[RECORDED INFORMATION]
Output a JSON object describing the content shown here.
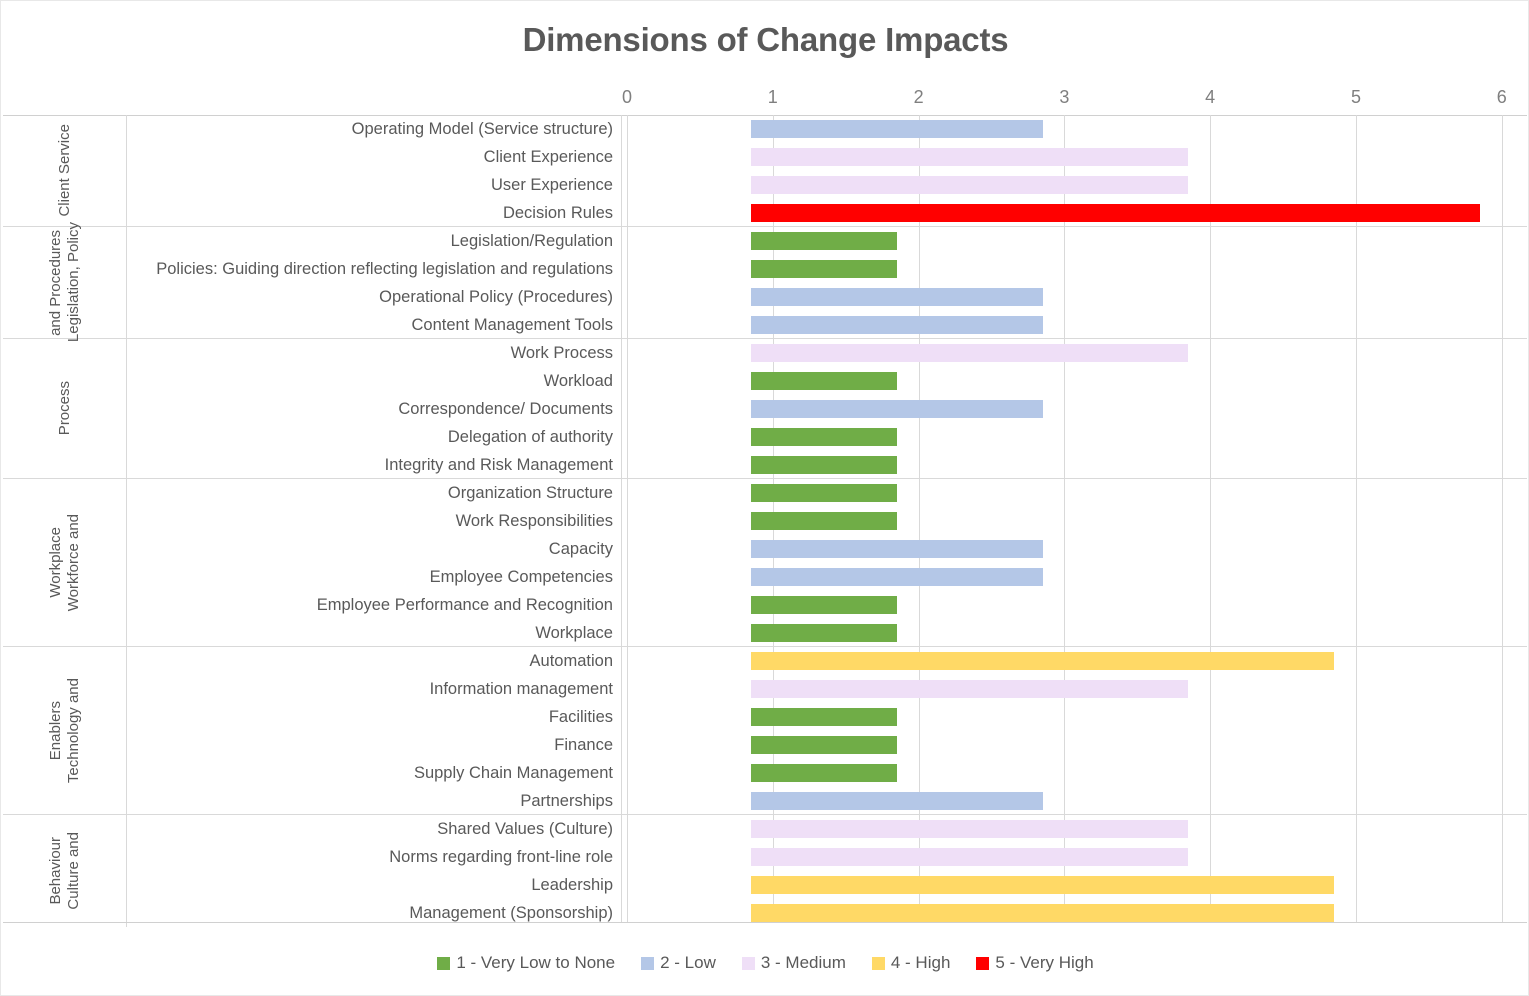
{
  "chart_data": {
    "type": "bar",
    "orientation": "horizontal",
    "title": "Dimensions of Change Impacts",
    "xlabel": "",
    "ylabel": "",
    "xlim": [
      0,
      6
    ],
    "xticks": [
      "0",
      "1",
      "2",
      "3",
      "4",
      "5",
      "6"
    ],
    "grid": true,
    "legend_position": "bottom",
    "legend": [
      {
        "label": "1 - Very Low to None",
        "value": 1,
        "color": "#70AD47"
      },
      {
        "label": "2 - Low",
        "value": 2,
        "color": "#B4C7E7"
      },
      {
        "label": "3 - Medium",
        "value": 3,
        "color": "#EFDFF7"
      },
      {
        "label": "4 - High",
        "value": 4,
        "color": "#FFD966"
      },
      {
        "label": "5 - Very High",
        "value": 5,
        "color": "#FF0000"
      }
    ],
    "groups": [
      {
        "name": "Client Service",
        "name_lines": [
          "Client Service"
        ],
        "items": [
          {
            "label": "Operating Model (Service structure)",
            "value": 2
          },
          {
            "label": "Client Experience",
            "value": 3
          },
          {
            "label": "User Experience",
            "value": 3
          },
          {
            "label": "Decision Rules",
            "value": 5
          }
        ]
      },
      {
        "name": "Legislation, Policy and Procedures",
        "name_lines": [
          "Legislation, Policy",
          "and Procedures"
        ],
        "items": [
          {
            "label": "Legislation/Regulation",
            "value": 1
          },
          {
            "label": "Policies:  Guiding direction reflecting legislation and regulations",
            "value": 1
          },
          {
            "label": "Operational Policy (Procedures)",
            "value": 2
          },
          {
            "label": "Content Management Tools",
            "value": 2
          }
        ]
      },
      {
        "name": "Process",
        "name_lines": [
          "Process"
        ],
        "items": [
          {
            "label": "Work Process",
            "value": 3
          },
          {
            "label": "Workload",
            "value": 1
          },
          {
            "label": "Correspondence/ Documents",
            "value": 2
          },
          {
            "label": "Delegation of authority",
            "value": 1
          },
          {
            "label": "Integrity and Risk Management",
            "value": 1
          }
        ]
      },
      {
        "name": "Workforce and Workplace",
        "name_lines": [
          "Workforce and",
          "Workplace"
        ],
        "items": [
          {
            "label": "Organization Structure",
            "value": 1
          },
          {
            "label": "Work Responsibilities",
            "value": 1
          },
          {
            "label": "Capacity",
            "value": 2
          },
          {
            "label": "Employee Competencies",
            "value": 2
          },
          {
            "label": "Employee Performance and Recognition",
            "value": 1
          },
          {
            "label": "Workplace",
            "value": 1
          }
        ]
      },
      {
        "name": "Technology and Enablers",
        "name_lines": [
          "Technology and",
          "Enablers"
        ],
        "items": [
          {
            "label": "Automation",
            "value": 4
          },
          {
            "label": "Information management",
            "value": 3
          },
          {
            "label": "Facilities",
            "value": 1
          },
          {
            "label": "Finance",
            "value": 1
          },
          {
            "label": "Supply Chain Management",
            "value": 1
          },
          {
            "label": "Partnerships",
            "value": 2
          }
        ]
      },
      {
        "name": "Culture and Behaviour",
        "name_lines": [
          "Culture and",
          "Behaviour"
        ],
        "items": [
          {
            "label": "Shared Values (Culture)",
            "value": 3
          },
          {
            "label": "Norms regarding front-line role",
            "value": 3
          },
          {
            "label": "Leadership",
            "value": 4
          },
          {
            "label": "Management (Sponsorship)",
            "value": 4
          }
        ]
      }
    ]
  }
}
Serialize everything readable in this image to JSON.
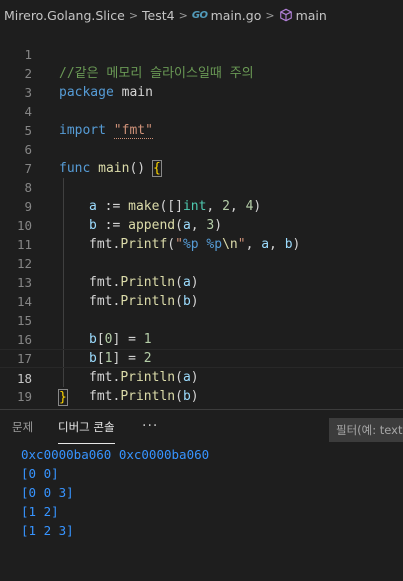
{
  "breadcrumb": {
    "items": [
      "Mirero.Golang.Slice",
      "Test4",
      "main.go",
      "main"
    ],
    "go_icon": "GO",
    "separator": ">"
  },
  "editor": {
    "current_line": 18,
    "lines": [
      {
        "n": "1"
      },
      {
        "n": "2"
      },
      {
        "n": "3"
      },
      {
        "n": "4"
      },
      {
        "n": "5"
      },
      {
        "n": "6"
      },
      {
        "n": "7"
      },
      {
        "n": "8"
      },
      {
        "n": "9"
      },
      {
        "n": "10"
      },
      {
        "n": "11"
      },
      {
        "n": "12"
      },
      {
        "n": "13"
      },
      {
        "n": "14"
      },
      {
        "n": "15"
      },
      {
        "n": "16"
      },
      {
        "n": "17"
      },
      {
        "n": "18"
      },
      {
        "n": "19"
      }
    ],
    "tokens": {
      "l1_comment": "//같은 메모리 슬라이스일때 주의",
      "l2_kw": "package",
      "l2_name": " main",
      "l4_kw": "import",
      "l4_str": "\"fmt\"",
      "l6_kw": "func",
      "l6_fn": "main",
      "l6_paren": "() ",
      "l6_brace": "{",
      "l7_var": "a",
      "l7_op": " := ",
      "l7_fn": "make",
      "l7_open": "([]",
      "l7_type": "int",
      "l7_sep1": ", ",
      "l7_num1": "2",
      "l7_sep2": ", ",
      "l7_num2": "4",
      "l7_close": ")",
      "l8_var": "b",
      "l8_op": " := ",
      "l8_fn": "append",
      "l8_open": "(",
      "l8_arg": "a",
      "l8_sep": ", ",
      "l8_num": "3",
      "l8_close": ")",
      "l9_pkg": "fmt",
      "l9_dot": ".",
      "l9_fn": "Printf",
      "l9_open": "(",
      "l9_q1": "\"",
      "l9_f1": "%p",
      "l9_sp": " ",
      "l9_f2": "%p",
      "l9_esc": "\\n",
      "l9_q2": "\"",
      "l9_rest1": ", ",
      "l9_a": "a",
      "l9_rest2": ", ",
      "l9_b": "b",
      "l9_close": ")",
      "l11_pkg": "fmt",
      "l11_dot": ".",
      "l11_fn": "Println",
      "l11_open": "(",
      "l11_arg": "a",
      "l11_close": ")",
      "l12_pkg": "fmt",
      "l12_dot": ".",
      "l12_fn": "Println",
      "l12_open": "(",
      "l12_arg": "b",
      "l12_close": ")",
      "l14_var": "b",
      "l14_idx": "[",
      "l14_num": "0",
      "l14_idx2": "]",
      "l14_op": " = ",
      "l14_val": "1",
      "l15_var": "b",
      "l15_idx": "[",
      "l15_num": "1",
      "l15_idx2": "]",
      "l15_op": " = ",
      "l15_val": "2",
      "l16_pkg": "fmt",
      "l16_dot": ".",
      "l16_fn": "Println",
      "l16_open": "(",
      "l16_arg": "a",
      "l16_close": ")",
      "l17_pkg": "fmt",
      "l17_dot": ".",
      "l17_fn": "Println",
      "l17_open": "(",
      "l17_arg": "b",
      "l17_close": ")",
      "l18_brace": "}"
    }
  },
  "panel": {
    "tabs": [
      "문제",
      "디버그 콘솔"
    ],
    "active_tab": "디버그 콘솔",
    "more": "···",
    "filter_placeholder": "필터(예: text,",
    "console_output": [
      "0xc0000ba060 0xc0000ba060",
      "[0 0]",
      "[0 0 3]",
      "[1 2]",
      "[1 2 3]"
    ]
  },
  "colors": {
    "background": "#1e1e1e",
    "comment": "#6a9955",
    "keyword": "#569cd6",
    "function": "#dcdcaa",
    "string": "#ce9178",
    "number": "#b5cea8",
    "variable": "#9cdcfe",
    "type": "#4ec9b0",
    "brace": "#ffd700",
    "console_text": "#3794ff"
  }
}
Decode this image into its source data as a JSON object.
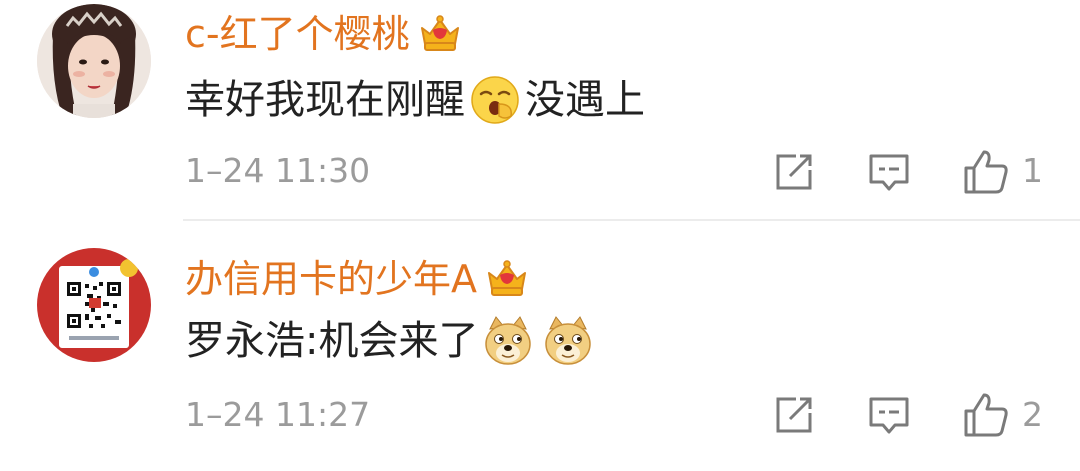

[WHAT THE TASK ASKS]
Note every line above where the string "Println" shows up, and copy those lines.

[WRITTEN RESPONSE]
      "l11_fn": "Println",
      "l12_fn": "Println",
      "l16_fn": "Println",
      "l17_fn": "Println",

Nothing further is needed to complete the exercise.